# What you will do:
Copy nothing but the text: reproduce each line of the listing exactly and leave the pictures out.

— begin Record excerpts —

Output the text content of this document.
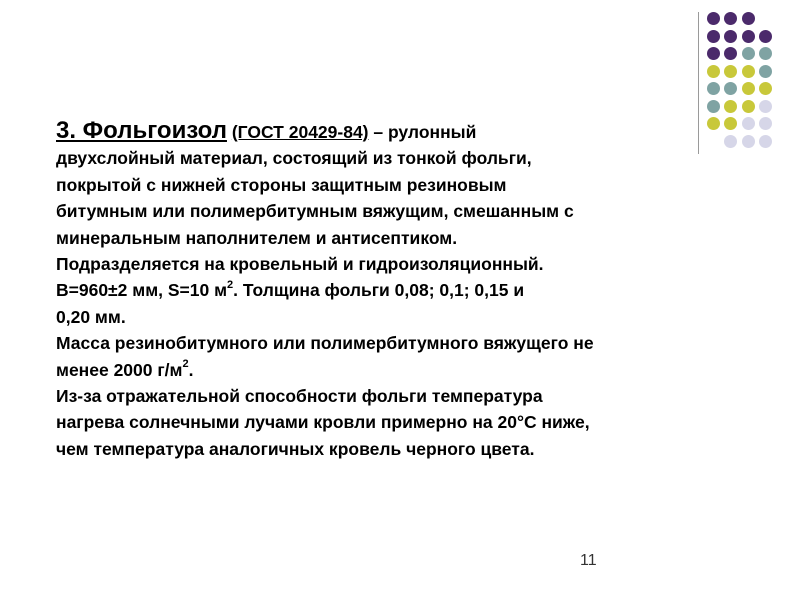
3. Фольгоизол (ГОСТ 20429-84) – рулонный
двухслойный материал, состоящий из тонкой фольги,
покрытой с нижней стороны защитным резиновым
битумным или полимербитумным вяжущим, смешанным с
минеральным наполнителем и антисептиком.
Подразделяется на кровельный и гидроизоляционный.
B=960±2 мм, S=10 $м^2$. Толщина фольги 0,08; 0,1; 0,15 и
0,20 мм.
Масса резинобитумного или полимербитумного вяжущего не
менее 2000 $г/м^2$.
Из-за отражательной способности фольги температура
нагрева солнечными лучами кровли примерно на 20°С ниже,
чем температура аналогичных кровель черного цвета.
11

— end Record excerpts —

# Result of the task:
Output the text content of this document.
3. Фольгоизол (ГОСТ 20429-84) – рулонный
двухслойный материал, состоящий из тонкой фольги,
покрытой с нижней стороны защитным резиновым
битумным или полимербитумным вяжущим, смешанным с
минеральным наполнителем и антисептиком.
Подразделяется на кровельный и гидроизоляционный.
B=960±2 мм, S=10 $м^2$. Толщина фольги 0,08; 0,1; 0,15 и
0,20 мм.
Масса резинобитумного или полимербитумного вяжущего не
менее 2000 $г/м^2$.
Из-за отражательной способности фольги температура
нагрева солнечными лучами кровли примерно на 20°С ниже,
чем температура аналогичных кровель черного цвета.
11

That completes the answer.